Document transcript data
= = =

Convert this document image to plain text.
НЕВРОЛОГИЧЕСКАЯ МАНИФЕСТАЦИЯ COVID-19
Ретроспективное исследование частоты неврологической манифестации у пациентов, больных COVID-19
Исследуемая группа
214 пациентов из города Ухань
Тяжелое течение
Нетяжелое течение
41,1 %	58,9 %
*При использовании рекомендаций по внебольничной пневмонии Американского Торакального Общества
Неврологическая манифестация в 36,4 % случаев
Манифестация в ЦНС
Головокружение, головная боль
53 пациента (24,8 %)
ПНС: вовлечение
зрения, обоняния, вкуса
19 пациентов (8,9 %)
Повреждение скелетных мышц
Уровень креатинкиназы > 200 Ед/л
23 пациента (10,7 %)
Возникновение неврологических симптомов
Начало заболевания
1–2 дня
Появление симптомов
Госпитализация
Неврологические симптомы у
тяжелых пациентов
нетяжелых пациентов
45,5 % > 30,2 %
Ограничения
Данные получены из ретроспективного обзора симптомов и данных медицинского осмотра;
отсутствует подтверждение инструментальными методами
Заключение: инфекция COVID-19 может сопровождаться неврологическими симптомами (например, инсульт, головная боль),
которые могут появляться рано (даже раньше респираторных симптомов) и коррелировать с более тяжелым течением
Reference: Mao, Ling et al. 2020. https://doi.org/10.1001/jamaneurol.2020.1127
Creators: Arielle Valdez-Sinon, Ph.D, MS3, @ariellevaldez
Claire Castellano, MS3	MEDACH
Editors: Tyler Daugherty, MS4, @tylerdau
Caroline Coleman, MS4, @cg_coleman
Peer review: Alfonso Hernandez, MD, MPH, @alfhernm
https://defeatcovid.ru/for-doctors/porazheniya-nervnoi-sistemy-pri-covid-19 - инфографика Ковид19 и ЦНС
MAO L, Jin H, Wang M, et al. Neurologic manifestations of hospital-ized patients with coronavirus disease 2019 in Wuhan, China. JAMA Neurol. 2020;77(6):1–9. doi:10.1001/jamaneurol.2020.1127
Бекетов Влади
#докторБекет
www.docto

= = =

Work out how many lines of the entries contain the word "jamaneurol", and answer with that number alone.

2